»»

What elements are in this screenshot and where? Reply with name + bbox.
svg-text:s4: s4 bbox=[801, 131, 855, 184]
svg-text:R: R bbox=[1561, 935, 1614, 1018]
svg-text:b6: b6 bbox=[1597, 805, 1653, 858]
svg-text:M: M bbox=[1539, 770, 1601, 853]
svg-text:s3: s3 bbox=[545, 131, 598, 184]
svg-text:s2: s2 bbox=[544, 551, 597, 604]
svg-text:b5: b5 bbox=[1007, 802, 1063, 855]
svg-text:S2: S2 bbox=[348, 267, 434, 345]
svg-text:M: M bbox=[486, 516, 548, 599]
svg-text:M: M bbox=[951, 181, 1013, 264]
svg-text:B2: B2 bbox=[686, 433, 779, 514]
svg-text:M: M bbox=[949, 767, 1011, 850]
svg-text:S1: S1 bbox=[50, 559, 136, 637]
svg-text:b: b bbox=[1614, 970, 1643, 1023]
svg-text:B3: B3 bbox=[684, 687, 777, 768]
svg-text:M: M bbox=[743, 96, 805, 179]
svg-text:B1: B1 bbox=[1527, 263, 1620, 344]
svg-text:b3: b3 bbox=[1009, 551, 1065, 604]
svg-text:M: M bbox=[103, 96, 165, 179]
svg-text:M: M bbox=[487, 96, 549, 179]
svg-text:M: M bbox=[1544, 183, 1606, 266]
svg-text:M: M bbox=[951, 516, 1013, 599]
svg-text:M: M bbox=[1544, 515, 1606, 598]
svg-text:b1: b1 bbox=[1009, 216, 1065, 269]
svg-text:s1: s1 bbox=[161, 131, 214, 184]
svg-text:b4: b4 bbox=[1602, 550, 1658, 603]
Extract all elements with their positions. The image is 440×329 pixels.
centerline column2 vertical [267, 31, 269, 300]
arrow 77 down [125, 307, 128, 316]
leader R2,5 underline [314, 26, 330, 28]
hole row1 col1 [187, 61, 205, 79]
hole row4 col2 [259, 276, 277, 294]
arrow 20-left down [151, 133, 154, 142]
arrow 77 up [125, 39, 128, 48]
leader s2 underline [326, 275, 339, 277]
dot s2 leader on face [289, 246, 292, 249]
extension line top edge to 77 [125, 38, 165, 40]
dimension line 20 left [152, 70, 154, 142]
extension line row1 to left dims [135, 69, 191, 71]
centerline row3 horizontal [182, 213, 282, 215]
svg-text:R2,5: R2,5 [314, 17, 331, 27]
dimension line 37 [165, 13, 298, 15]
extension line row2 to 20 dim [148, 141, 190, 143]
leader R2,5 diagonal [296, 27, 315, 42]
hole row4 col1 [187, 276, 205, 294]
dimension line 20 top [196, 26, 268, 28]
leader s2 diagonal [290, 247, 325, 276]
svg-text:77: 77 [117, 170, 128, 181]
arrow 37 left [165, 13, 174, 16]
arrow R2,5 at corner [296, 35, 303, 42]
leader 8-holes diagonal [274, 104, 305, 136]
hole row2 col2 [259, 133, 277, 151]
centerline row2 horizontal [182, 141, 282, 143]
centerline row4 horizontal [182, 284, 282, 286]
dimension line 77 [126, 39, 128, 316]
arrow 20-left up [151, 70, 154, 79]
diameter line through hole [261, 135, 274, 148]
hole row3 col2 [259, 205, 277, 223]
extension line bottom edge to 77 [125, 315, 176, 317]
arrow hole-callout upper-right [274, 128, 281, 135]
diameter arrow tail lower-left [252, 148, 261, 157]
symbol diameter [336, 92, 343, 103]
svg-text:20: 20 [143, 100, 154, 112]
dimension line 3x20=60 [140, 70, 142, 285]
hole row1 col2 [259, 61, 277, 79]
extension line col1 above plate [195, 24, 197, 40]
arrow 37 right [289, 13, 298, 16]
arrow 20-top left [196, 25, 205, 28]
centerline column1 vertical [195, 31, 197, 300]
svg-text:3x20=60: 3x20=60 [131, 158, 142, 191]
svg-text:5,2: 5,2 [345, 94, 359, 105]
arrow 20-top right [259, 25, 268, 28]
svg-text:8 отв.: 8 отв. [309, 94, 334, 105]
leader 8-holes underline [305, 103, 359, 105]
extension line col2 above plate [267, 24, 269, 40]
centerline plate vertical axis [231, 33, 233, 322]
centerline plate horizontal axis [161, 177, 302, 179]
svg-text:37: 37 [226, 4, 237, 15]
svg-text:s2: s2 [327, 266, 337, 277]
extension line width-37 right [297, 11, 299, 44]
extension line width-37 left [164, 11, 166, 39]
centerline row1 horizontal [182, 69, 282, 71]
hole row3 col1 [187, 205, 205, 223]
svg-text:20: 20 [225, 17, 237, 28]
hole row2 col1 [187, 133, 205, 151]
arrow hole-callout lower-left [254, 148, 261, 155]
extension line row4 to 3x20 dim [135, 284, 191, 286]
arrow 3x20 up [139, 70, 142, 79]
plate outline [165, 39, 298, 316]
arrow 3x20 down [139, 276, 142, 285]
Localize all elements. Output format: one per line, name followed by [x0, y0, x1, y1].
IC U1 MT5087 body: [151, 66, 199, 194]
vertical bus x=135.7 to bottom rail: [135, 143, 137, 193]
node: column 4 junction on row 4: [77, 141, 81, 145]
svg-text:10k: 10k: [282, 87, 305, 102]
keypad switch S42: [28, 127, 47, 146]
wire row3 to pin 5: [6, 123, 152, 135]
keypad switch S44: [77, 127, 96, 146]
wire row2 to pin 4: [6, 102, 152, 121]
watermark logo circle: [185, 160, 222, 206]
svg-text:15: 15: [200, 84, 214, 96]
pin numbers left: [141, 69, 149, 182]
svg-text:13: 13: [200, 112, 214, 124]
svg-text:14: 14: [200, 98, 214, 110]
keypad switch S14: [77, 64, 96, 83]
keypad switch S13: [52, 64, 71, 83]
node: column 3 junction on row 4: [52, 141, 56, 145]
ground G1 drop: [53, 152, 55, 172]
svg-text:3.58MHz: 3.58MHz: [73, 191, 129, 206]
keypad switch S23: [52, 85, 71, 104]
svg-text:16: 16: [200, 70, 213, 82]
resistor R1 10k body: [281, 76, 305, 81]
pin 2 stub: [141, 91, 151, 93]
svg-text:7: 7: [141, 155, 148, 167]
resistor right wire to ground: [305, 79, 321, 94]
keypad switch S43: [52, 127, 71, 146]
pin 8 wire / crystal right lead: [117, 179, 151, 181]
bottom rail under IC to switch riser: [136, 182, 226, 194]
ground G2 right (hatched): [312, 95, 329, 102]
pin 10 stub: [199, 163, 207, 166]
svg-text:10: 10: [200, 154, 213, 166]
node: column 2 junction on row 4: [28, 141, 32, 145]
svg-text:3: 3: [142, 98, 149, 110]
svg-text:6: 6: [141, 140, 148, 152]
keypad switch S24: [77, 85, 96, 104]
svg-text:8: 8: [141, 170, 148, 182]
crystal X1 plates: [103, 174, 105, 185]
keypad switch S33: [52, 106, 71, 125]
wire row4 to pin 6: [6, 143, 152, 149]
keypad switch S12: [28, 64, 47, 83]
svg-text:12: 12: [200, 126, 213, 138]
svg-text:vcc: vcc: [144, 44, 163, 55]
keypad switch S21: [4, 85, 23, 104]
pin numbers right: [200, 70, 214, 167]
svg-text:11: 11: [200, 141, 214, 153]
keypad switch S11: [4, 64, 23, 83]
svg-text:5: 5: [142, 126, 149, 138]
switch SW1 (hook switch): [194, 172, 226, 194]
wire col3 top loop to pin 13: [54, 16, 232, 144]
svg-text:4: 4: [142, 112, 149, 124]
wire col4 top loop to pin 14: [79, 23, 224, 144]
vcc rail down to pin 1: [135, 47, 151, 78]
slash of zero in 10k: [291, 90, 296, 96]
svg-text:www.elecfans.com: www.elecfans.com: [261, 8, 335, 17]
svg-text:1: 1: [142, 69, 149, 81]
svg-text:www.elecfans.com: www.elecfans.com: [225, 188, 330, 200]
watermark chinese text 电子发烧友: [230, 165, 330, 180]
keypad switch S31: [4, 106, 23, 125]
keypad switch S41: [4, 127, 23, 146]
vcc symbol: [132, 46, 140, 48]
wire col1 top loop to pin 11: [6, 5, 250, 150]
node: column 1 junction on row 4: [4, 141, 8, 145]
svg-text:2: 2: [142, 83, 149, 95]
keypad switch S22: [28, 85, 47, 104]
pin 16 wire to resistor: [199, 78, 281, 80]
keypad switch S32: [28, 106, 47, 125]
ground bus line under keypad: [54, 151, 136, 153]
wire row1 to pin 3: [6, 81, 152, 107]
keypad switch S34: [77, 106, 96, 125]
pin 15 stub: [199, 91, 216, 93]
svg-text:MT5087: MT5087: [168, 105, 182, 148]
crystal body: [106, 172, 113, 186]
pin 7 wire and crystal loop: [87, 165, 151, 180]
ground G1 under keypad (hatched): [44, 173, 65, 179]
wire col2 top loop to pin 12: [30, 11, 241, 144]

««

- [Set problem]
Could you present the records, from their start up to and including the line with "svg-text:M: M bbox=[487, 96, 549, 179]", as a Markdown table with the columns Row and Line, leaving out any blank lines?

- [Problem solution]
| Row | Line |
|---|---|
| 1 | What elements are in this screenshot and where? Reply with name + bbox. |
| 2 | svg-text:s4: s4 bbox=[801, 131, 855, 184] |
| 3 | svg-text:R: R bbox=[1561, 935, 1614, 1018] |
| 4 | svg-text:b6: b6 bbox=[1597, 805, 1653, 858] |
| 5 | svg-text:M: M bbox=[1539, 770, 1601, 853] |
| 6 | svg-text:s3: s3 bbox=[545, 131, 598, 184] |
| 7 | svg-text:s2: s2 bbox=[544, 551, 597, 604] |
| 8 | svg-text:b5: b5 bbox=[1007, 802, 1063, 855] |
| 9 | svg-text:S2: S2 bbox=[348, 267, 434, 345] |
| 10 | svg-text:M: M bbox=[486, 516, 548, 599] |
| 11 | svg-text:M: M bbox=[951, 181, 1013, 264] |
| 12 | svg-text:B2: B2 bbox=[686, 433, 779, 514] |
| 13 | svg-text:M: M bbox=[949, 767, 1011, 850] |
| 14 | svg-text:S1: S1 bbox=[50, 559, 136, 637] |
| 15 | svg-text:b: b bbox=[1614, 970, 1643, 1023] |
| 16 | svg-text:B3: B3 bbox=[684, 687, 777, 768] |
| 17 | svg-text:M: M bbox=[743, 96, 805, 179] |
| 18 | svg-text:B1: B1 bbox=[1527, 263, 1620, 344] |
| 19 | svg-text:b3: b3 bbox=[1009, 551, 1065, 604] |
| 20 | svg-text:M: M bbox=[103, 96, 165, 179] |
| 21 | svg-text:M: M bbox=[487, 96, 549, 179] |